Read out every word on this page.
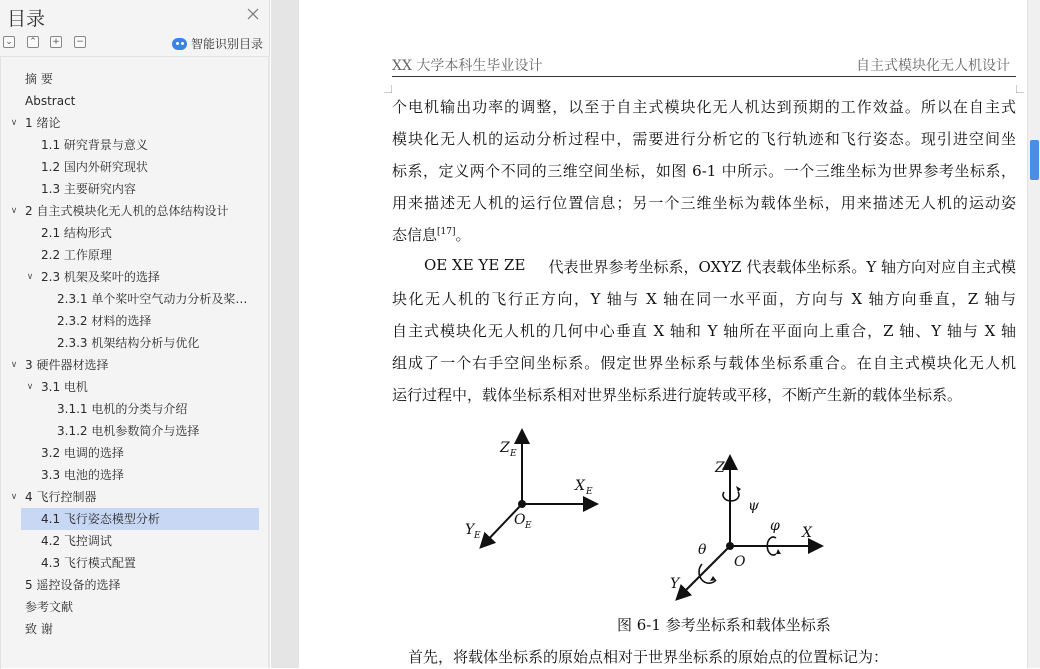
目录
⌄ ⌃ + −	智能识别目录
摘 要
Abstract
∨ 1 绪论
1.1 研究背景与意义
1.2 国内外研究现状
1.3 主要研究内容
∨ 2 自主式模块化无人机的总体结构设计
2.1 结构形式
2.2 工作原理
∨ 2.3 机架及桨叶的选择
2.3.1 单个桨叶空气动力分析及桨…
2.3.2 材料的选择
2.3.3 机架结构分析与优化
∨ 3 硬件器材选择
∨ 3.1 电机
3.1.1 电机的分类与介绍
3.1.2 电机参数简介与选择
3.2 电调的选择
3.3 电池的选择
∨ 4 飞行控制器
4.1 飞行姿态模型分析
4.2 飞控调试
4.3 飞行模式配置
5 遥控设备的选择
参考文献
致 谢
XX 大学本科生毕业设计	自主式模块化无人机设计
个电机输出功率的调整，以至于自主式模块化无人机达到预期的工作效益。所以在自主式
模块化无人机的运动分析过程中，需要进行分析它的飞行轨迹和飞行姿态。现引进空间坐
标系，定义两个不同的三维空间坐标，如图 6-1 中所示。一个三维坐标为世界参考坐标系，
用来描述无人机的运行位置信息；另一个三维坐标为载体坐标，用来描述无人机的运动姿
态信息[17]。
OE XE YE ZE 代表世界参考坐标系，OXYZ 代表载体坐标系。Y 轴方向对应自主式模
块化无人机的飞行正方向，Y 轴与 X 轴在同一水平面，方向与 X 轴方向垂直，Z 轴与
自主式模块化无人机的几何中心垂直 X 轴和 Y 轴所在平面向上重合，Z 轴、Y 轴与 X 轴
组成了一个右手空间坐标系。假定世界坐标系与载体坐标系重合。在自主式模块化无人机
运行过程中，载体坐标系相对世界坐标系进行旋转或平移，不断产生新的载体坐标系。
Z E
X E
Y E
O E
Z
ψ
φ X
θ
O
Y
图 6-1 参考坐标系和载体坐标系
首先，将载体坐标系的原始点相对于世界坐标系的原始点的位置标记为：
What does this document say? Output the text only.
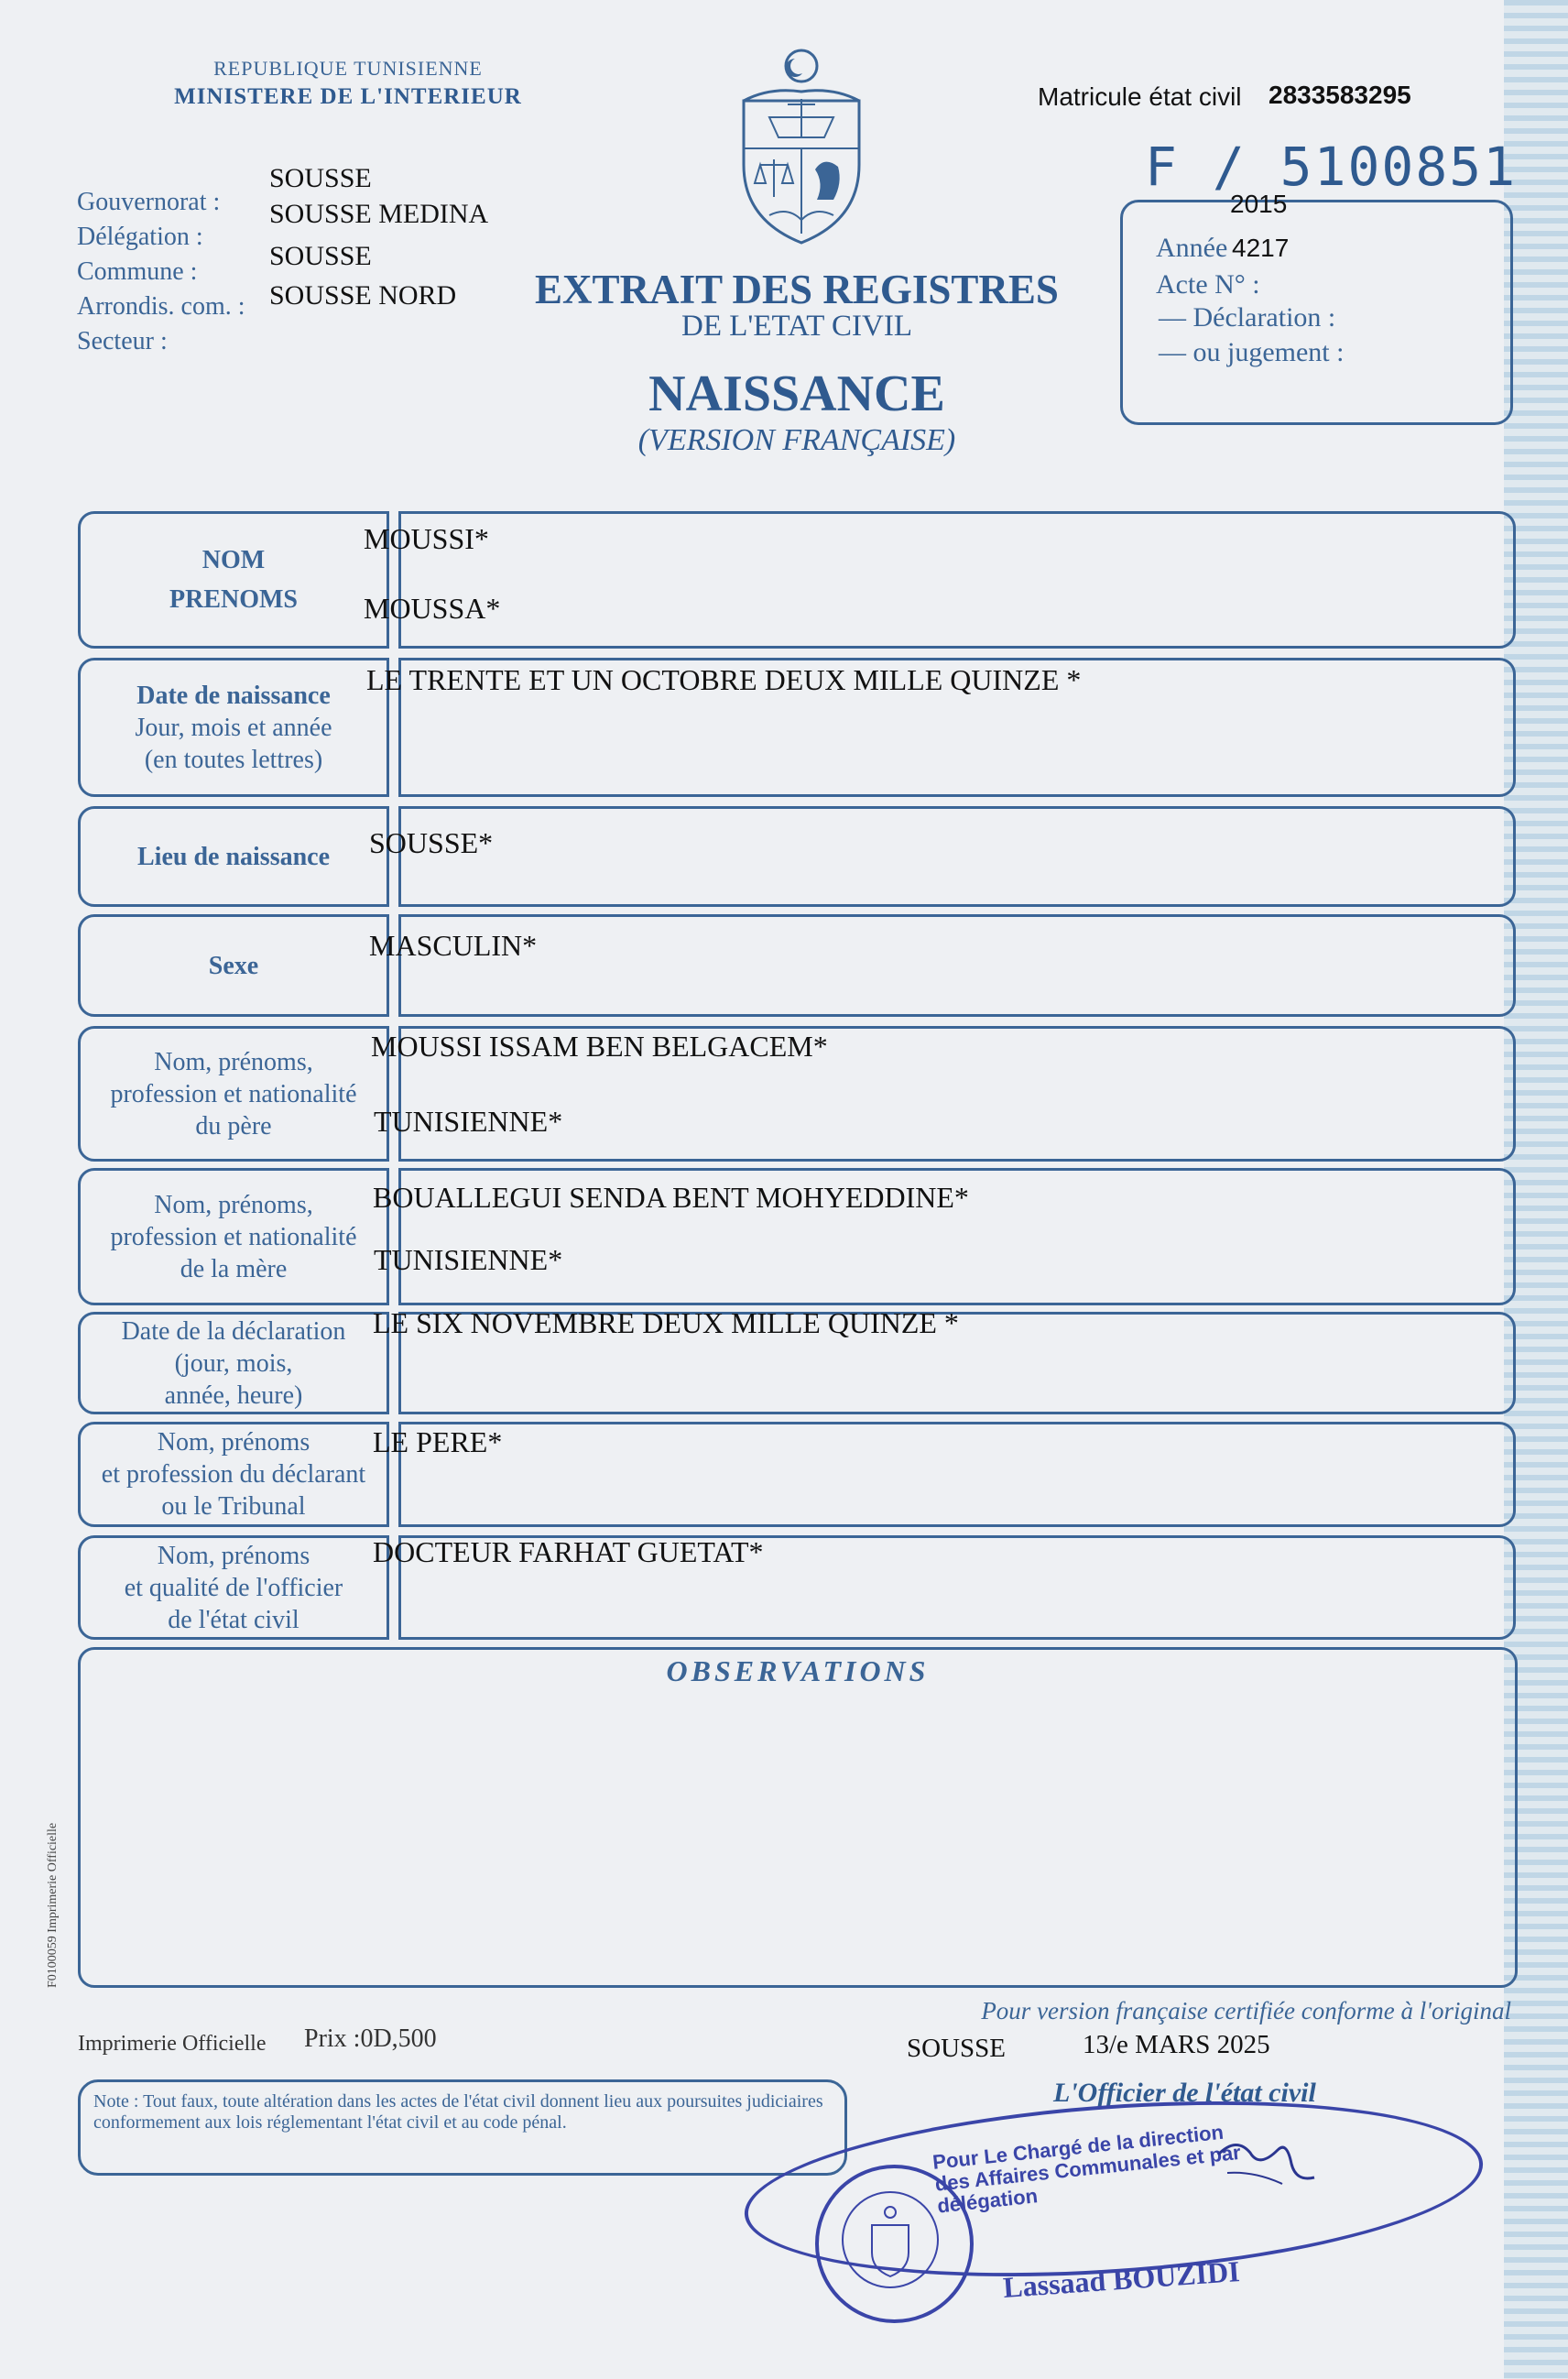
REPUBLIQUE TUNISIENNE
MINISTERE DE L'INTERIEUR
Gouvernorat :
Délégation :
Commune :
Arrondis. com. :
Secteur :
SOUSSE
SOUSSE MEDINA
SOUSSE
SOUSSE NORD	EXTRAIT DES REGISTRES
DE L'ETAT CIVIL
NAISSANCE
(VERSION FRANÇAISE)
Matricule état civil 2833583295
F / 5100851
2015
Année 4217
Acte N° :
— Déclaration :
— ou jugement :
NOM
PRENOMS
MOUSSI*
MOUSSA*
Date de naissance
Jour, mois et année
(en toutes lettres)
LE TRENTE ET UN OCTOBRE DEUX MILLE QUINZE *
Lieu de naissance SOUSSE*
Sexe
MASCULIN*
Nom, prénoms,
profession et nationalité
du père
MOUSSI ISSAM BEN BELGACEM*
TUNISIENNE*
Nom, prénoms,
profession et nationalité
de la mère
BOUALLEGUI SENDA BENT MOHYEDDINE*
TUNISIENNE*
Date de la déclaration
(jour, mois,
année, heure)
LE SIX NOVEMBRE DEUX MILLE QUINZE *
Nom, prénoms
et profession du déclarant
ou le Tribunal
LE PERE*
Nom, prénoms
et qualité de l'officier
de l'état civil
DOCTEUR FARHAT GUETAT*
OBSERVATIONS
F0100059 Imprimerie Officielle
Imprimerie Officielle Prix :0D,500
Note : Tout faux, toute altération dans les actes de l'état civil donnent lieu aux poursuites judiciaires conformement aux lois réglementant l'état civil et au code pénal.
Pour version française certifiée conforme à l'original
SOUSSE	13/e MARS 2025
L'Officier de l'état civil
Pour Le Chargé de la direction des Affaires Communales et par délégation
Lassaad BOUZIDI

> _PROBLEM TO WORK ON_: Among the records above, find each line holding the string "état" and pull it out.

> _TASK RESPONSE_:
Matricule état civil 2833583295
de l'état civil
Note : Tout faux, toute altération dans les actes de l'état civil donnent lieu aux poursuites judiciaires conformement aux lois réglementant l'état civil et au code pénal.
L'Officier de l'état civil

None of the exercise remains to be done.